Using the records below, locate all lines containing "JSON" and return them.

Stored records
---------------

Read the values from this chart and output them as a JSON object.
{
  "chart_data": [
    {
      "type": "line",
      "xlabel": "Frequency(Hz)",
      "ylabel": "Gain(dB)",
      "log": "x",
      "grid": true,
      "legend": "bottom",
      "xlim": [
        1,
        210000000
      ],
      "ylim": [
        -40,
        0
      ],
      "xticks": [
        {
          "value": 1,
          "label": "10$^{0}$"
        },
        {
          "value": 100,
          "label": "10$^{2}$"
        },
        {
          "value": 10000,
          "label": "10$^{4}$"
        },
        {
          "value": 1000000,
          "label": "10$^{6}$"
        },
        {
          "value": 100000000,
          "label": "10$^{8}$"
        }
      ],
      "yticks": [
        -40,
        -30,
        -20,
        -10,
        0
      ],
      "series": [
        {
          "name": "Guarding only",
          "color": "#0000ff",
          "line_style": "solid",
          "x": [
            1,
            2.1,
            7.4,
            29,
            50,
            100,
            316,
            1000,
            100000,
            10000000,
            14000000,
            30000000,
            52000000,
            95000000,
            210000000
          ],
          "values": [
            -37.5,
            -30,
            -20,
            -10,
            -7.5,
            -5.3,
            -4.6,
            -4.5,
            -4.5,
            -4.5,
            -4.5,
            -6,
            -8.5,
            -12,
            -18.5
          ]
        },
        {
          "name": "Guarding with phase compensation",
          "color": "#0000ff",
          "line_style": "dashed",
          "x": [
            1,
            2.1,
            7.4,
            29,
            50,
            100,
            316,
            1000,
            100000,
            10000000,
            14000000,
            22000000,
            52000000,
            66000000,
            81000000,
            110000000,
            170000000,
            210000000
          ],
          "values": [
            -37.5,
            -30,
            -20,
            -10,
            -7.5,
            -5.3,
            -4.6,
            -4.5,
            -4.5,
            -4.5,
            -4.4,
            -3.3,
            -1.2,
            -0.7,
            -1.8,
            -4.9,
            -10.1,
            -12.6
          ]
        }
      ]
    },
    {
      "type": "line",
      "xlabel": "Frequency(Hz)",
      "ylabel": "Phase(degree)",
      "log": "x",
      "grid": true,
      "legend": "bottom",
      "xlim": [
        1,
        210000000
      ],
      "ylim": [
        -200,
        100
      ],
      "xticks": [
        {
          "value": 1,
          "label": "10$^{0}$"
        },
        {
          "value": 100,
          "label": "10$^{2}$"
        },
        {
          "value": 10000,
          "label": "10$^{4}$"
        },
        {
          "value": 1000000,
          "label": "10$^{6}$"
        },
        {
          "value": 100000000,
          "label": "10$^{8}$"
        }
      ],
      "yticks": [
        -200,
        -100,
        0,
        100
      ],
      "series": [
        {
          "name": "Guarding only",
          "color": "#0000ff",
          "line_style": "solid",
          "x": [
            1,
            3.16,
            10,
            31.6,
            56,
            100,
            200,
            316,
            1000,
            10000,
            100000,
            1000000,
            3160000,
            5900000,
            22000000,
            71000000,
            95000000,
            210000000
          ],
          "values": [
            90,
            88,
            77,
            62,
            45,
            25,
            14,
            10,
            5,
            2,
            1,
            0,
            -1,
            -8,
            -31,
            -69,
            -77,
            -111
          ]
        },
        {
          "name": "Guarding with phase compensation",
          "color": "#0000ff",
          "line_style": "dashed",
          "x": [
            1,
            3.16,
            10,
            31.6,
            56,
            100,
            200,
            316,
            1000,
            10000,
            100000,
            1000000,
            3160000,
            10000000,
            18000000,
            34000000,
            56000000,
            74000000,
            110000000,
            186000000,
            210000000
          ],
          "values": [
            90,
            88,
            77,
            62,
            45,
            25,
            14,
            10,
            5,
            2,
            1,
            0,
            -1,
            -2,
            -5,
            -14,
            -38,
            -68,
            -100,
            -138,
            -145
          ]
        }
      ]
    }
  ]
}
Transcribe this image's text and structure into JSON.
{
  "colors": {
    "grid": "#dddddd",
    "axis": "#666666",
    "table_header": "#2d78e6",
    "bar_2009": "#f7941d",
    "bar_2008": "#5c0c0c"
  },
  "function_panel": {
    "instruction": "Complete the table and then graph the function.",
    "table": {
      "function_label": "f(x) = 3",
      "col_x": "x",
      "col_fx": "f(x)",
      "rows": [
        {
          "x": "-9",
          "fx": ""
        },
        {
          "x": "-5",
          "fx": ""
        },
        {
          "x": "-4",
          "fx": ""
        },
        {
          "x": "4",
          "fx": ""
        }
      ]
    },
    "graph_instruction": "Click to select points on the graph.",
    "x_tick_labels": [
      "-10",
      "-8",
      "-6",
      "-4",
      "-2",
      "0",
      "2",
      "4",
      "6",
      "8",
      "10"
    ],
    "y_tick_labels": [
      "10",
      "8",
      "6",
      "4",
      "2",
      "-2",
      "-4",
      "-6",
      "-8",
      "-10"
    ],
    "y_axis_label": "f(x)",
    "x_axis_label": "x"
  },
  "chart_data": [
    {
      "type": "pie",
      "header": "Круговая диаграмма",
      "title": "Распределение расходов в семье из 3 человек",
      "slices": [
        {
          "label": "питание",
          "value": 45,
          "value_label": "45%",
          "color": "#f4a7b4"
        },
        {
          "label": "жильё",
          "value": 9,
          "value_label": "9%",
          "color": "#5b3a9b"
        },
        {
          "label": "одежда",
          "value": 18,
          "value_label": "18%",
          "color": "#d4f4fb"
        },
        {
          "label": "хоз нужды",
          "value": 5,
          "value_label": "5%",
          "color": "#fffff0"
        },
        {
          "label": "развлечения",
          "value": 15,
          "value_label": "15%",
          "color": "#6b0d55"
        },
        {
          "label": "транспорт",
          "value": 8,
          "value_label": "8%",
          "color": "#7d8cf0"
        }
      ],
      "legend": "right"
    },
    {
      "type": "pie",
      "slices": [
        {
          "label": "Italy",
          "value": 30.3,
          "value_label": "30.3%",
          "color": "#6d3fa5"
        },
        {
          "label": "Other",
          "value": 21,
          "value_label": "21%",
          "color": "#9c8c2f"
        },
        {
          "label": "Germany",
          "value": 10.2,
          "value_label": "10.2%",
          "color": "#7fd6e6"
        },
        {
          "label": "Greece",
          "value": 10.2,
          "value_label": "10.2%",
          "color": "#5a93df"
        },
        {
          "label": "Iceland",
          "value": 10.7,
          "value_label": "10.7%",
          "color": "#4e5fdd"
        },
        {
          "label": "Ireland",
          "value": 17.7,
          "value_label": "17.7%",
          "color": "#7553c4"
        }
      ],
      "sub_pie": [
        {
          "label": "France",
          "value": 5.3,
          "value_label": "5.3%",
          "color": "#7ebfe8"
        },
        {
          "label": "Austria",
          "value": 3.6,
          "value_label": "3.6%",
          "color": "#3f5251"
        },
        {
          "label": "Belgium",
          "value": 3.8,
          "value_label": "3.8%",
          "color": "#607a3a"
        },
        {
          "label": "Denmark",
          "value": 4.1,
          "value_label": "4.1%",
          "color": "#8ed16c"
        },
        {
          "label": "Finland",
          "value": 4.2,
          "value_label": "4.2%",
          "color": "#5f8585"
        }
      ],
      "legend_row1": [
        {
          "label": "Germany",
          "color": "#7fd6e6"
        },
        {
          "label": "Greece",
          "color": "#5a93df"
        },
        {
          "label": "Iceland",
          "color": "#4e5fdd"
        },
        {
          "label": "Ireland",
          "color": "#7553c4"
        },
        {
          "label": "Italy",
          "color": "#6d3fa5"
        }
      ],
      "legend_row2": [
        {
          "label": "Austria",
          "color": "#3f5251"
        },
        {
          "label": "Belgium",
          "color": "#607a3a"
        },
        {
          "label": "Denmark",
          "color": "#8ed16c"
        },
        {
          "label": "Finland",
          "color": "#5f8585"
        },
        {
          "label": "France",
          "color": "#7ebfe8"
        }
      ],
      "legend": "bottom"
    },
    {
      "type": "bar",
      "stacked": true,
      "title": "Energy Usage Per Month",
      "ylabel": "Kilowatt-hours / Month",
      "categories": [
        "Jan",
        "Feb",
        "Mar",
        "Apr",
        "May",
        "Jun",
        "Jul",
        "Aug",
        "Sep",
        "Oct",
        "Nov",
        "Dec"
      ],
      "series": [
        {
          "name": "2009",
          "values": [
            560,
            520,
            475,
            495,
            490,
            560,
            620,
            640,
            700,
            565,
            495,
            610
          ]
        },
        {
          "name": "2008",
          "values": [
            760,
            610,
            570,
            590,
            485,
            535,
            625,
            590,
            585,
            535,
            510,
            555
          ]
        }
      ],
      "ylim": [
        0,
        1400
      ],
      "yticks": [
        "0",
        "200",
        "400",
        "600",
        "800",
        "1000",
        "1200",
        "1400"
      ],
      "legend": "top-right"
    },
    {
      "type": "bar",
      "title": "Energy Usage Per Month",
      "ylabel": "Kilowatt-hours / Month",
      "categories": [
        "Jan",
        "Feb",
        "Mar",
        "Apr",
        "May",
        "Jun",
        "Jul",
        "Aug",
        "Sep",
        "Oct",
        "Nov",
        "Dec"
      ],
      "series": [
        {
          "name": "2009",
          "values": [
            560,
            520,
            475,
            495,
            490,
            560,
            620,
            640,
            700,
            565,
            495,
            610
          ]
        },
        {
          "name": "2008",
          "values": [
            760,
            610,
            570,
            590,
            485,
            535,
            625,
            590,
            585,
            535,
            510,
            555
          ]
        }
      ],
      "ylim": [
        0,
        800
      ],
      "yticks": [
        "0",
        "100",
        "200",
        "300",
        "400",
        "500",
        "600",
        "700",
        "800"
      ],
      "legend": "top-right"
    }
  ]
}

---------------

The response:
Read the values from this chart and output them as a JSON object.
Transcribe this image's text and structure into JSON.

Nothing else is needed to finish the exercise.